Extracted data entries
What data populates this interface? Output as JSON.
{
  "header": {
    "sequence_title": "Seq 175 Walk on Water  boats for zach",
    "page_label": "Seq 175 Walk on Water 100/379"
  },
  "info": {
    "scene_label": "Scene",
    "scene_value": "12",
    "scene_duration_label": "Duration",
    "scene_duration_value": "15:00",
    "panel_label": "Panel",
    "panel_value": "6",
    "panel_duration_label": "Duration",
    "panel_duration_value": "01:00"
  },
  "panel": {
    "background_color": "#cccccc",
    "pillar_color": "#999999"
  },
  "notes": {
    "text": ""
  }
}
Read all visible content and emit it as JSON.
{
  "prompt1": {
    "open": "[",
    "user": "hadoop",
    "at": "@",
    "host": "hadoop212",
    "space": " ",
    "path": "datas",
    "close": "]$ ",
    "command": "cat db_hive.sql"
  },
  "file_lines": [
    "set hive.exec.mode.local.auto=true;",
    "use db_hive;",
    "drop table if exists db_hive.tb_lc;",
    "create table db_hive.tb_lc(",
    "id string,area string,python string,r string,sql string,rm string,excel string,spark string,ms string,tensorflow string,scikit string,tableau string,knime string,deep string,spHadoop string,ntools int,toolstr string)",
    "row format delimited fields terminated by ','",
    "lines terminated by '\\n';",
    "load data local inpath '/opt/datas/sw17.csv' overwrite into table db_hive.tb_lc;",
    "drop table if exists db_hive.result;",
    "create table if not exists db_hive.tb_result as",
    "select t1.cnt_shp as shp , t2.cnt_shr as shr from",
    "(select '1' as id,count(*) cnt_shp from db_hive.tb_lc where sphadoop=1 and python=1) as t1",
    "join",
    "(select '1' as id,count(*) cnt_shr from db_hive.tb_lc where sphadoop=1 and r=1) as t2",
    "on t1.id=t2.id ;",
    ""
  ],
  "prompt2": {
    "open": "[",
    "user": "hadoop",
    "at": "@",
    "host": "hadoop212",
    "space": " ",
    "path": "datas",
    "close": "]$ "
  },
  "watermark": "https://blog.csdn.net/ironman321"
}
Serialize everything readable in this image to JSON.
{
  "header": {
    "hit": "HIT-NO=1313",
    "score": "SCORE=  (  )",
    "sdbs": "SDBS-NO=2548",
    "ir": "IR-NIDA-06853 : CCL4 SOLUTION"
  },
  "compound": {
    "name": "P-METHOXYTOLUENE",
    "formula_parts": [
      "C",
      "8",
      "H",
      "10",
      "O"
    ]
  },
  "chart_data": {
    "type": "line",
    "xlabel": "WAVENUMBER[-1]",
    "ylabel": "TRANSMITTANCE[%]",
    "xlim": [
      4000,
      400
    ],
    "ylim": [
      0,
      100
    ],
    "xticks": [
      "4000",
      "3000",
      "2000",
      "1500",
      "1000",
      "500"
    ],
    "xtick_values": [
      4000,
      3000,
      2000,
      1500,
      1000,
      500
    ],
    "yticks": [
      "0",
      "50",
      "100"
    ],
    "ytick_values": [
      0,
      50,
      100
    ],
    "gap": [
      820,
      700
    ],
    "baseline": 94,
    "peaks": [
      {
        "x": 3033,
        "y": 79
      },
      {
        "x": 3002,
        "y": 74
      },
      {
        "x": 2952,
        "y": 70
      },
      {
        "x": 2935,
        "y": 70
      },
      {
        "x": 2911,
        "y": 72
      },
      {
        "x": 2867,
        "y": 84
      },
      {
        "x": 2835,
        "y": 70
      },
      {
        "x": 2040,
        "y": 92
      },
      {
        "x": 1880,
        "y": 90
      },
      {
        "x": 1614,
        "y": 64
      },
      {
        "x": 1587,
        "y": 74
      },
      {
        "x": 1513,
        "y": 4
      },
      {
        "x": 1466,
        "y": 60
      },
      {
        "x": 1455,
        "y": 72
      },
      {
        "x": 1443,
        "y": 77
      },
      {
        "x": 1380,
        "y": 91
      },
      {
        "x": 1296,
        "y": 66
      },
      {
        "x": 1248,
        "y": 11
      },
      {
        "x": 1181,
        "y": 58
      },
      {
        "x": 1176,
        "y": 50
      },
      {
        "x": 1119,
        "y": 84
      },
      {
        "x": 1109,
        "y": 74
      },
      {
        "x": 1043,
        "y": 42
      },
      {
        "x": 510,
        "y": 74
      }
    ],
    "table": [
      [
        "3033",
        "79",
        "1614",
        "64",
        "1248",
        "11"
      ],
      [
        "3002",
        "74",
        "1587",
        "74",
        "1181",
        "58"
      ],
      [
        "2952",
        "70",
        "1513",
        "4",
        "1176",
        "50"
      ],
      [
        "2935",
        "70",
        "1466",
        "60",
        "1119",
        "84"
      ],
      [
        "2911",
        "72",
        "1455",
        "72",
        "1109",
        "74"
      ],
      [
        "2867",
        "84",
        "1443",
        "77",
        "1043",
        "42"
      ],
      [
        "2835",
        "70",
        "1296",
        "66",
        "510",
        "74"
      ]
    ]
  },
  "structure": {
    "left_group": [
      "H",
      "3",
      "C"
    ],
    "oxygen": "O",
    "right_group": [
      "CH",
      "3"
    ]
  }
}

Task requirements: Using the material above, state how many lines include the string "JSON". Answer with a single number.

Output of the exercise: 3